▶ **WHAT YOU SHOULD DO**
Return all lines from the listing below in which the string "production" occurs.

▶ **Entries with figure data**

☆ ☆ ☆ ☆ ☆

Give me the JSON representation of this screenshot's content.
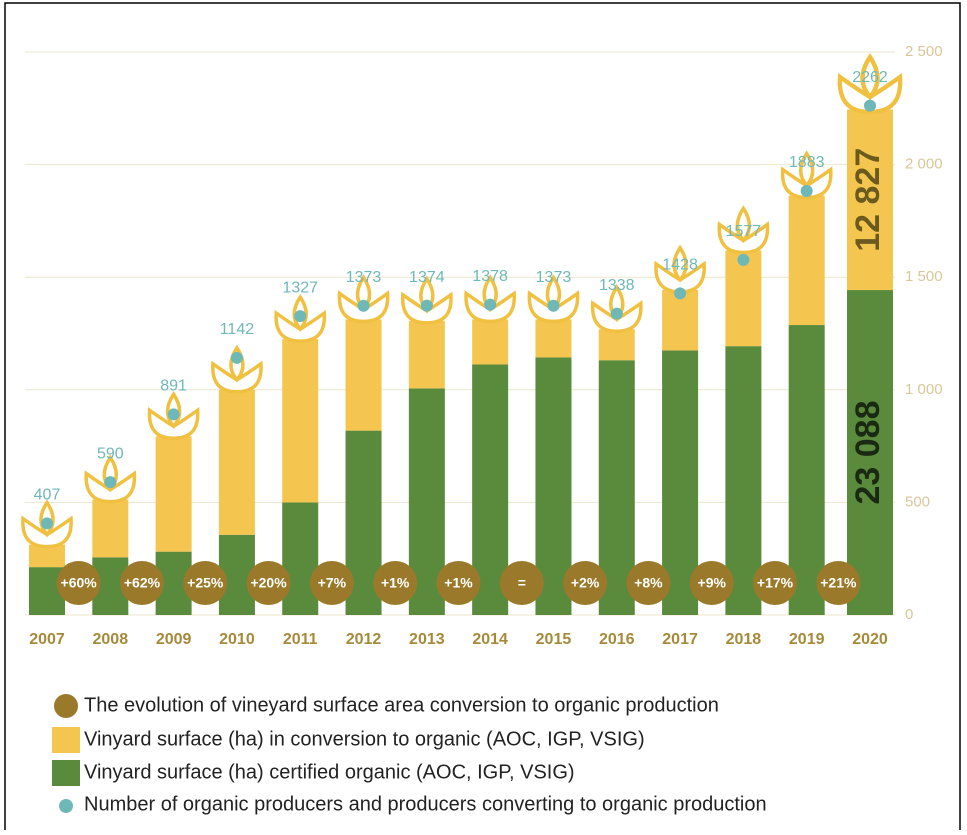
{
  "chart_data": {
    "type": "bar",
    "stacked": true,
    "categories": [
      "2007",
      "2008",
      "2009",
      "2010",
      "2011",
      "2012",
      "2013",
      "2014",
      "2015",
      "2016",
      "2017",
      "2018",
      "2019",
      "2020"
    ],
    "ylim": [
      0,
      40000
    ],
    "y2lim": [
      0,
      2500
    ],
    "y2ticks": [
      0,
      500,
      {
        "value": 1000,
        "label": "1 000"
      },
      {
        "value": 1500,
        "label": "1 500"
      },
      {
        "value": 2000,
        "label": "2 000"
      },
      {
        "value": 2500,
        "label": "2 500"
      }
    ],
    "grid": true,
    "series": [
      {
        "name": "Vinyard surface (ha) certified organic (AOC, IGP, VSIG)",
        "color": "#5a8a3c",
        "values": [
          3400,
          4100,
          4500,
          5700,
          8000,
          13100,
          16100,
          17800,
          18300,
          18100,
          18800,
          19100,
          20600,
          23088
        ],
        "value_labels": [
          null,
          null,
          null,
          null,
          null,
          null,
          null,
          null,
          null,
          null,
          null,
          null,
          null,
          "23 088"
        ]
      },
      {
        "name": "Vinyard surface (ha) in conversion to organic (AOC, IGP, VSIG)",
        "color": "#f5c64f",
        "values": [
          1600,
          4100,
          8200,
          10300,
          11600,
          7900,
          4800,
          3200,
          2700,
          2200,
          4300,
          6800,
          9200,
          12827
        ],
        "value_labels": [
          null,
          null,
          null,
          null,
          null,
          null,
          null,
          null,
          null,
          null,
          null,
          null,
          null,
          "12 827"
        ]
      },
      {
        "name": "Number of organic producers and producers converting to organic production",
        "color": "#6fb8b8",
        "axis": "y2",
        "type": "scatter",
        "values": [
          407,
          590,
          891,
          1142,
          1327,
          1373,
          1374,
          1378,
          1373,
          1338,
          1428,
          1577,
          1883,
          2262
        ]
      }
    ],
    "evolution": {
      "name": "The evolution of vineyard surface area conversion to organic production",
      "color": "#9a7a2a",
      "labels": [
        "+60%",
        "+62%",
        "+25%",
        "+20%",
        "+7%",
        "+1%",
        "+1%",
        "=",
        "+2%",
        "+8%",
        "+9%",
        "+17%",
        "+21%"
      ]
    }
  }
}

☆ ☆ ☆ ☆ ☆

▶ **EXERCISE OUTPUT**
        "name": "Number of organic producers and producers converting to organic production",
      "name": "The evolution of vineyard surface area conversion to organic production",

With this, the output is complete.